TEXTAUSSCHNITT:
Ausbildung „europäischer Juristen“ durch internationale Bachelor- und Master-Programme

von Dr. Jan Kruse, Akademischer Oberrat, Leiter des Zentrums für Internationale Beziehungen der Rechtswissenschaftlichen Fakultät an der Universität zu Köln

Trotz der im Mai 2015 von Paris und Berlin geäußerten Absicht, „weniger Brüssel“ (FAZ, 27.5. 15, Nr. 120, S. 15) zu wollen und weitere Eingriffe in ihre Souveränität zu verhindern, gelten Deutschland und Frankreich zu Recht als Motor der europäischen Integration.

Die Wirtschafts- und Währungsunion wächst – ungeachtet aktueller Abspaltungstendenzen in Griechenland und Großbritannien – immer enger zusammen. Es ist aber nicht nur eine wirtschaftliche, sondern immer mehr eine politische Union, die einen umfassenden europäischen Rechtsraum bildet.

Die Juristenausbildung ist jedoch bis heute weitgehend national geprägt. Es stellt sich daher die Frage, wie national geprägte Juristen den Anforderungen eines solchen komplexen europäischen Wirtschaftsraumes mit all seinen Bedürfnissen nach einer grenzüberschreitenden Rechtsberatung gerecht werden können. Was sollte ein „europäischer Jurist“ können, wo kann man ihn finden?

„Europäische Juristen“

Der Präsident des Bundesverfassungsgerichtes, Andreas Voßkuhle, hat konkrete Vorstellungen von einem „europäischen Juristen“.

ANGEZEIGTE EINTRÄGE:
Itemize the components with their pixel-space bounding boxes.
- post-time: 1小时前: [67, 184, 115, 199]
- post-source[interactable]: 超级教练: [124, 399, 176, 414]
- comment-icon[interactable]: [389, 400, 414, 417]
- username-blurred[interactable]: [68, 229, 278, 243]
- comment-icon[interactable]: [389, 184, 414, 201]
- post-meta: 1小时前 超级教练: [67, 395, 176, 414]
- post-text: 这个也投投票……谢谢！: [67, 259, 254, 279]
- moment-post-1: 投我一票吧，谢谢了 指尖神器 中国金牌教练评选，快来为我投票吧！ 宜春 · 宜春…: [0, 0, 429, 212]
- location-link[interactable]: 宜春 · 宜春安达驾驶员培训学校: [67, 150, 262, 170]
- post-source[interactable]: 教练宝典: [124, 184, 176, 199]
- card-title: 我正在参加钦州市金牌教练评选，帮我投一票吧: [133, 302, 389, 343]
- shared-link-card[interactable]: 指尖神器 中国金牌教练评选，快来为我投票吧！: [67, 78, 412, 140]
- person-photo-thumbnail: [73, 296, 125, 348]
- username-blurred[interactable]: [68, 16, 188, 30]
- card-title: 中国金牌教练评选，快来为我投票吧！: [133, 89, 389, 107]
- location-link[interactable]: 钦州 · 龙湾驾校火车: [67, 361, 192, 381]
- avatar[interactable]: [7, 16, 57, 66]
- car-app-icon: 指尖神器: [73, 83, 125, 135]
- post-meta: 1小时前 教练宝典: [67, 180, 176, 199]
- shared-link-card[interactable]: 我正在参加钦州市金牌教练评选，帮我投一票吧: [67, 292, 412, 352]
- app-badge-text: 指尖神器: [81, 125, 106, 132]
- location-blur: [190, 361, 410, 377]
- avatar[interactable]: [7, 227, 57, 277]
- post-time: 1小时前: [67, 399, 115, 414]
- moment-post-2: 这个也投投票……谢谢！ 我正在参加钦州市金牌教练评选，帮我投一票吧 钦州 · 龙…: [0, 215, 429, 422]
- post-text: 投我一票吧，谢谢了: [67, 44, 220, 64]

ARBEITSAUFTRAG 1: Übertragen Sie den Satz „Die Juristenausbildung ist jedoch bis heute weitgehend national geprägt.“ aus dem Text über die Ausbildung europäischer Juristen ins Englische.
ARBEITSAUFTRAG 2: Führen Sie den Text zur Ausbildung europäischer Juristen im Anschluss an seinen letzten Satz weiter.

SCHRIFTLICHE ANTWORT 1: However, legal education is still largely shaped by national traditions today.

SCHRIFTLICHE ANTWORT 2:
Danach soll der europäische Jurist „(1.) Akteur in nationalen, europäischen und internationalen Normerzeugungsprozessen, (2.) Europäer und Kosmopolit, (3.) Generalist und „Wissensexperte“, (4.) theoretisch und wissenschaftlich ausgebildeter Praktiker, (5.) „Spitzenjurist“, (6.) inter- und vor allem transdisziplinär dialogfähiger sowie (7.) sozialkompetenter Teilnehmer kommunikativer Prozesse“ sein. (A. Voßkuhle, RW 2010, S. 326, 346.)

Er schließt sein Leitbild mit dem wichtigen Hinweis, dass der „europäische Jurist – wie wir ihn uns wünschen – […] kein Technokrat, sondern Träger und Vermittler der Werte ist, die die „europäische Rechtskultur“ ausmachen.“ (A. Voßkuhle, RW 2010, S. 326, 346.)

Voßkuhle stellt klar, dass man sich diesem Leitbild nur annähern kann, aber stellt fest, dass die „Aufgabe, ein guter europäischer Jurist zu werden, […] nicht mit dem Zweiten Staatsexamen“ endet. (A. Voßkuhle, RW 2010, S. 326, 346.)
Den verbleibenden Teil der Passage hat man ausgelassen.